* **DATA FOR THE TASK**
◆ ◆ ◆ ◆
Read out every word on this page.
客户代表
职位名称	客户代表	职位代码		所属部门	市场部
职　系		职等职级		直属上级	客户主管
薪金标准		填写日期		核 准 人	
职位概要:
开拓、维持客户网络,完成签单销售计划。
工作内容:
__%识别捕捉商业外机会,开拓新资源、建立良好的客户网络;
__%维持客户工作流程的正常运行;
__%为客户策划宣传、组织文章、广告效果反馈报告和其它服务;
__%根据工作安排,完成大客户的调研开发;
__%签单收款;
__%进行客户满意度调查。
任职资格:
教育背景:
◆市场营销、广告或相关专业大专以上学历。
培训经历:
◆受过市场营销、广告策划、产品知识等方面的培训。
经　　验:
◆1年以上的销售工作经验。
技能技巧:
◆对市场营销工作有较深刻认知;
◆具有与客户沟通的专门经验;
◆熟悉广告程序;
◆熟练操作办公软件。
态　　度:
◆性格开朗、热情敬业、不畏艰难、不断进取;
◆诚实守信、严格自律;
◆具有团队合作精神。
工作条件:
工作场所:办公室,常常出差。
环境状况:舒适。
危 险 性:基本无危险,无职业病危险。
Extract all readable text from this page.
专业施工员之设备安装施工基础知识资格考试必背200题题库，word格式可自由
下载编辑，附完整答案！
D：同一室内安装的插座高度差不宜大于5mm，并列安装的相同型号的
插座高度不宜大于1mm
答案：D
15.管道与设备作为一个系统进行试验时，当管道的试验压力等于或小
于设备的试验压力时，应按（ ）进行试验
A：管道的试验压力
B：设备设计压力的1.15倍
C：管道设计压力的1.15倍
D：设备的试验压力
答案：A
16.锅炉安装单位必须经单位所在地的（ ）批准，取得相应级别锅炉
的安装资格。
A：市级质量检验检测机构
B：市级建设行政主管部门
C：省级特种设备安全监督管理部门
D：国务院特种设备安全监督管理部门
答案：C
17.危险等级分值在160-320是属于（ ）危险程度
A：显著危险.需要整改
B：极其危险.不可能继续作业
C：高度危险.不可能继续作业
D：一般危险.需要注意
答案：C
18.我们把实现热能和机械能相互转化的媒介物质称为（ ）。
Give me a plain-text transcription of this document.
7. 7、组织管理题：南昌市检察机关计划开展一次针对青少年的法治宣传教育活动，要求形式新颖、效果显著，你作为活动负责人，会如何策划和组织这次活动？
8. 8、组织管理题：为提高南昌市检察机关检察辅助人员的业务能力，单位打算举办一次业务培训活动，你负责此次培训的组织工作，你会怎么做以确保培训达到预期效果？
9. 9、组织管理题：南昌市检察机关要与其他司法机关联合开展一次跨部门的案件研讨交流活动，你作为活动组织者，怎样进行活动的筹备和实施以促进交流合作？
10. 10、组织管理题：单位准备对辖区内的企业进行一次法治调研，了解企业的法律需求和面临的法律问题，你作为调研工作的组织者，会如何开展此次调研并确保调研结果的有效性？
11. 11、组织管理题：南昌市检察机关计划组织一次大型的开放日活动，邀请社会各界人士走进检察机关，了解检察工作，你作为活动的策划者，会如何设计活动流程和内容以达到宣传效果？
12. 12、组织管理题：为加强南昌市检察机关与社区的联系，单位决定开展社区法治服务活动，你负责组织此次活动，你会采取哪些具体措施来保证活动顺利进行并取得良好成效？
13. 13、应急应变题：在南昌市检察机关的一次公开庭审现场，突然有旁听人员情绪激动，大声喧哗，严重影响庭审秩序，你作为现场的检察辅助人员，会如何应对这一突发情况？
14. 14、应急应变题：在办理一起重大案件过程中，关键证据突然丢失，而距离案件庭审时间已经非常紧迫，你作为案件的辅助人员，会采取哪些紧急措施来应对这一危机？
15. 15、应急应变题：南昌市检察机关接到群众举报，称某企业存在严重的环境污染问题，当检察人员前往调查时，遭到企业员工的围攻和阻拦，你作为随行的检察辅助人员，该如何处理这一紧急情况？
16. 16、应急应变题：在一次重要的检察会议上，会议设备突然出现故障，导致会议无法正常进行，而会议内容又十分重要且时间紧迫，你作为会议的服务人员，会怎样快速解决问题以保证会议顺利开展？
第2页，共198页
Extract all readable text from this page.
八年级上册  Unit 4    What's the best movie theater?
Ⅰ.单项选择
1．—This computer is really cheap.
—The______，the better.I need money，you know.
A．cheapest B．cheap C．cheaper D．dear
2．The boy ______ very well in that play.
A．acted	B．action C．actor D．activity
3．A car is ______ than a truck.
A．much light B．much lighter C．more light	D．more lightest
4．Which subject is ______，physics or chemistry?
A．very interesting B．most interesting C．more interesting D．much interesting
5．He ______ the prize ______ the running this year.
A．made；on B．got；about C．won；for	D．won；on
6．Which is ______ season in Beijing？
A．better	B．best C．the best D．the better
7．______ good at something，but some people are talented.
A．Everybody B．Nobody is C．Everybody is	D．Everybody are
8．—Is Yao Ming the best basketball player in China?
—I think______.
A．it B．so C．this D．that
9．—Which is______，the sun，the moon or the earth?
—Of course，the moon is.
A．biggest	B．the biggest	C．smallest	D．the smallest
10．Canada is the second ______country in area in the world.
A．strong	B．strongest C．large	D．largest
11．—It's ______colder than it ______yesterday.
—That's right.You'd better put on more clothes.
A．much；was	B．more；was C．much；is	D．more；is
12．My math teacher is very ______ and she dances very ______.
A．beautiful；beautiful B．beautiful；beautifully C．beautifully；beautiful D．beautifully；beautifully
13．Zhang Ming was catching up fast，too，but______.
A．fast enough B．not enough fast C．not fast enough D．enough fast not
◆ ◆ ◆ ◆
* **WHAT THIS TASK INVOLVES**
Isolate the lines above that contain the word "Which" and copy them.

* **WORKED SOLUTION**
4．Which subject is ______，physics or chemistry?
6．Which is ______ season in Beijing？
9．—Which is______，the sun，the moon or the earth?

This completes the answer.